▶ **DO THIS**:
In the forum thread below, reproduce word for word the passage from "Suppose that g" up to and including "b+T of g(x)".

Question

Suppose that g is an integrable periodic function with period T. Show that for any values of a and b that the definite integral from a to a+T of g(x) is equal to the definite integral from b to b+T of g(x)

Answer 1

\[\int\limits_{a}^{a+T}g(x)dx = \int\limits_{b}^{b+T}g(x)dx\]

Answer 2

alright, here we go~
WLOG, assume a < b
\[\int\limits_{a}^{a+T}g(x)dx = \int\limits_{a}^{b+T}g(x)dx - \int\limits_{a+T}^{b+T}g(x)dx = \int\limits_{a}^{b}g(x)dx+\int\limits_{b}^{b+T}g(x)dx-\int\limits_{a+T}^{b+T}g(x)dx\]
but, because the function is periodic:
\[\int\limits_{a+T}^{b+T}g(x)dx = \int\limits_{a}^{b}g(x)dx\]
So now we have:
\[\int\limits_{a}^{b}g(x)dx+\int\limits_{b}^{b+T}g(x)dx-\int\limits_{a}^{b}g(x)dx = \int\limits_{b}^{b+T}g(x)dx\]

Answer 3

whoops, that should be:
\[\int\limits_{a+T}^{b+T}g(x)dx\]
in the second equation line.

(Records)

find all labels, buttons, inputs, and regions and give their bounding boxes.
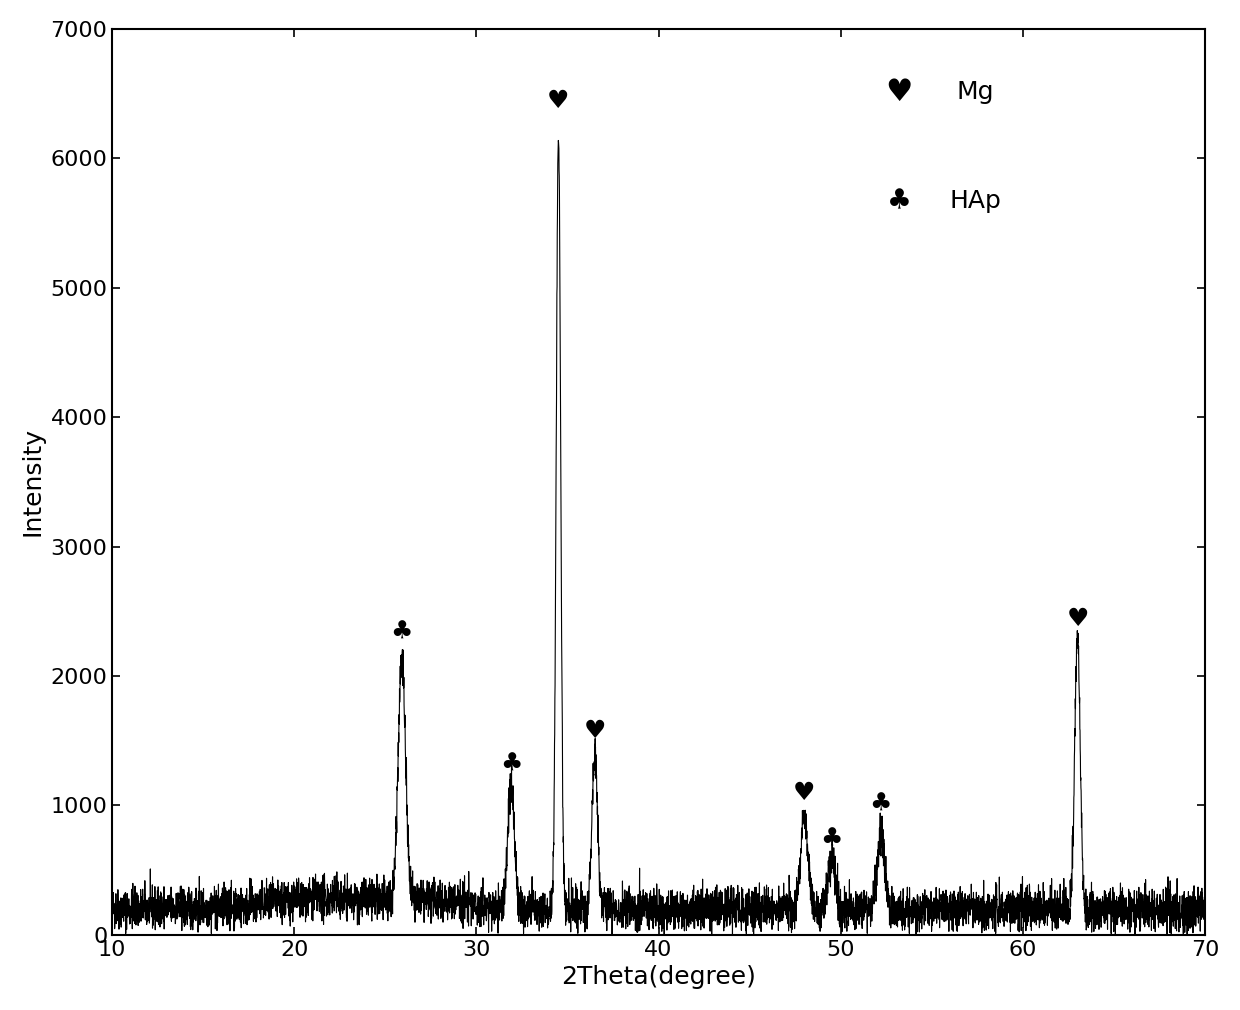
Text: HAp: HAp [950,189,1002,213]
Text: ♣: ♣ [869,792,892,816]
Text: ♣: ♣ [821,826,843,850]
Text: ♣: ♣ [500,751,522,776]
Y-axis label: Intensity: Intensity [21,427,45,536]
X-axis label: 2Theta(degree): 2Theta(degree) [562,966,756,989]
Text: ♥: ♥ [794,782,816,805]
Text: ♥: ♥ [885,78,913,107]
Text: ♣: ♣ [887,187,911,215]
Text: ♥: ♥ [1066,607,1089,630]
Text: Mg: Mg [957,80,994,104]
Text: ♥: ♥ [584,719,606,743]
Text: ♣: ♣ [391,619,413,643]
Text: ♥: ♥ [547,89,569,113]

▶ **THE RESPONSE**:
Suppose that g is an integrable periodic function with period T. Show that for any values of a and b that the definite integral from a to a+T of g(x) is equal to the definite integral from b to b+T of g(x)